Problem statement: Word for word, retype every entry in the listing.

[Rows from a figure dataset]
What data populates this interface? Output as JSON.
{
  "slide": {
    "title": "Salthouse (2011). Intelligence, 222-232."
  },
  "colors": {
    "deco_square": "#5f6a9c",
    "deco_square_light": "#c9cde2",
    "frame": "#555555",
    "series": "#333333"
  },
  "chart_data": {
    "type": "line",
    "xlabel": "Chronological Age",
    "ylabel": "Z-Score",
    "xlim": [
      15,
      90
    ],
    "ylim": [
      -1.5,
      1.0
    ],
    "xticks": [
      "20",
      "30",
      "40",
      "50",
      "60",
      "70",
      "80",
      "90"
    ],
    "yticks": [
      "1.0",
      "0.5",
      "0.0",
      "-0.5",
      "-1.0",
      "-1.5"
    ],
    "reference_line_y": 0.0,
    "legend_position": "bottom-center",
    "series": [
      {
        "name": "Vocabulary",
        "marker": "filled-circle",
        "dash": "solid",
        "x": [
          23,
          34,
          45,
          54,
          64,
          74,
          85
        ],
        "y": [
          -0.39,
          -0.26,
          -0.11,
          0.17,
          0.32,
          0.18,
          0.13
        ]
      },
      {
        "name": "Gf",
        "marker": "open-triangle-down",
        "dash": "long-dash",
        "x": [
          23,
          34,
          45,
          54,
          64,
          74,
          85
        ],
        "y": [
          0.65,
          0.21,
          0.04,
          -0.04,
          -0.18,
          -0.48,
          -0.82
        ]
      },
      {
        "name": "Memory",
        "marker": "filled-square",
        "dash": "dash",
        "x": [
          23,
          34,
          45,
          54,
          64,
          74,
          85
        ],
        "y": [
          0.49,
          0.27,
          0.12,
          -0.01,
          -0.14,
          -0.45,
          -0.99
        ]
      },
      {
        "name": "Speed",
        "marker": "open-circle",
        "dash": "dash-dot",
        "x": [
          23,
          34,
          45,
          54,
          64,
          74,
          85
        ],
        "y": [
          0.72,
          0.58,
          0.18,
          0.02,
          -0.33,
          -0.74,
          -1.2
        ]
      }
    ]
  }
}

Exercise response:
What data populates this interface? Output as JSON.
{
  "slide": {
    "title": "Salthouse (2011). Intelligence, 222-232."
  },
  "colors": {
    "deco_square": "#5f6a9c",
    "deco_square_light": "#c9cde2",
    "frame": "#555555",
    "series": "#333333"
  },
  "chart_data": {
    "type": "line",
    "xlabel": "Chronological Age",
    "ylabel": "Z-Score",
    "xlim": [
      15,
      90
    ],
    "ylim": [
      -1.5,
      1.0
    ],
    "xticks": [
      "20",
      "30",
      "40",
      "50",
      "60",
      "70",
      "80",
      "90"
    ],
    "yticks": [
      "1.0",
      "0.5",
      "0.0",
      "-0.5",
      "-1.0",
      "-1.5"
    ],
    "reference_line_y": 0.0,
    "legend_position": "bottom-center",
    "series": [
      {
        "name": "Vocabulary",
        "marker": "filled-circle",
        "dash": "solid",
        "x": [
          23,
          34,
          45,
          54,
          64,
          74,
          85
        ],
        "y": [
          -0.39,
          -0.26,
          -0.11,
          0.17,
          0.32,
          0.18,
          0.13
        ]
      },
      {
        "name": "Gf",
        "marker": "open-triangle-down",
        "dash": "long-dash",
        "x": [
          23,
          34,
          45,
          54,
          64,
          74,
          85
        ],
        "y": [
          0.65,
          0.21,
          0.04,
          -0.04,
          -0.18,
          -0.48,
          -0.82
        ]
      },
      {
        "name": "Memory",
        "marker": "filled-square",
        "dash": "dash",
        "x": [
          23,
          34,
          45,
          54,
          64,
          74,
          85
        ],
        "y": [
          0.49,
          0.27,
          0.12,
          -0.01,
          -0.14,
          -0.45,
          -0.99
        ]
      },
      {
        "name": "Speed",
        "marker": "open-circle",
        "dash": "dash-dot",
        "x": [
          23,
          34,
          45,
          54,
          64,
          74,
          85
        ],
        "y": [
          0.72,
          0.58,
          0.18,
          0.02,
          -0.33,
          -0.74,
          -1.2
        ]
      }
    ]
  }
}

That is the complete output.